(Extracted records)
= = = = =

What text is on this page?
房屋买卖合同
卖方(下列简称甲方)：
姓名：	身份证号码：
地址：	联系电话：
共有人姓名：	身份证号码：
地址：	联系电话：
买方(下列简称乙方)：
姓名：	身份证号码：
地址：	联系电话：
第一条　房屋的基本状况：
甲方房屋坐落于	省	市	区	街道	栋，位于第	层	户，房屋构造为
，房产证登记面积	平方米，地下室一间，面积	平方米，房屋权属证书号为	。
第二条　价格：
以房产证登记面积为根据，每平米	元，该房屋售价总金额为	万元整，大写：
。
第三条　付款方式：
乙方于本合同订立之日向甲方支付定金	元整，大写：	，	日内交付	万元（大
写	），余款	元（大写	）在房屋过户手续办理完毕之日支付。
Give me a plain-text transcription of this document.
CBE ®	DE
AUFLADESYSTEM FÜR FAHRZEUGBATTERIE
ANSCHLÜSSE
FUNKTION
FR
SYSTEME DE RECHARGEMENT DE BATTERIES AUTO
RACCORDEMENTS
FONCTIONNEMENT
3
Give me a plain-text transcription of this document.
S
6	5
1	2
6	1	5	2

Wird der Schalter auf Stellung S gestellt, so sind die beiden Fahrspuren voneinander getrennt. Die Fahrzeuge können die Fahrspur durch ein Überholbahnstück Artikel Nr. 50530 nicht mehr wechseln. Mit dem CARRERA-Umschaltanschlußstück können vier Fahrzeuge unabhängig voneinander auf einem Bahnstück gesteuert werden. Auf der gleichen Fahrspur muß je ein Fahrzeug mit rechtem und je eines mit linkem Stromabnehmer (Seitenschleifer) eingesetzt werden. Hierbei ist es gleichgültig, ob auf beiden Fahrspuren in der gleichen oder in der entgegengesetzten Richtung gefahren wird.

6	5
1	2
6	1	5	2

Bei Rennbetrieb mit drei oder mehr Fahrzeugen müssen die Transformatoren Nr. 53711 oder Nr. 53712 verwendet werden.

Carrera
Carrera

= = = = =

> Brief
Output every entry shown above, exactly.

> Exercise result
What text is on this page?
房屋买卖合同
卖方(下列简称甲方)：
姓名：	身份证号码：
地址：	联系电话：
共有人姓名：	身份证号码：
地址：	联系电话：
买方(下列简称乙方)：
姓名：	身份证号码：
地址：	联系电话：
第一条　房屋的基本状况：
甲方房屋坐落于	省	市	区	街道	栋，位于第	层	户，房屋构造为
，房产证登记面积	平方米，地下室一间，面积	平方米，房屋权属证书号为	。
第二条　价格：
以房产证登记面积为根据，每平米	元，该房屋售价总金额为	万元整，大写：
。
第三条　付款方式：
乙方于本合同订立之日向甲方支付定金	元整，大写：	，	日内交付	万元（大
写	），余款	元（大写	）在房屋过户手续办理完毕之日支付。
Give me a plain-text transcription of this document.
CBE ®	DE
AUFLADESYSTEM FÜR FAHRZEUGBATTERIE
ANSCHLÜSSE
FUNKTION
FR
SYSTEME DE RECHARGEMENT DE BATTERIES AUTO
RACCORDEMENTS
FONCTIONNEMENT
3
Give me a plain-text transcription of this document.
S
6	5
1	2
6	1	5	2

Wird der Schalter auf Stellung S gestellt, so sind die beiden Fahrspuren voneinander getrennt. Die Fahrzeuge können die Fahrspur durch ein Überholbahnstück Artikel Nr. 50530 nicht mehr wechseln. Mit dem CARRERA-Umschaltanschlußstück können vier Fahrzeuge unabhängig voneinander auf einem Bahnstück gesteuert werden. Auf der gleichen Fahrspur muß je ein Fahrzeug mit rechtem und je eines mit linkem Stromabnehmer (Seitenschleifer) eingesetzt werden. Hierbei ist es gleichgültig, ob auf beiden Fahrspuren in der gleichen oder in der entgegengesetzten Richtung gefahren wird.

6	5
1	2
6	1	5	2

Bei Rennbetrieb mit drei oder mehr Fahrzeugen müssen die Transformatoren Nr. 53711 oder Nr. 53712 verwendet werden.

Carrera
Carrera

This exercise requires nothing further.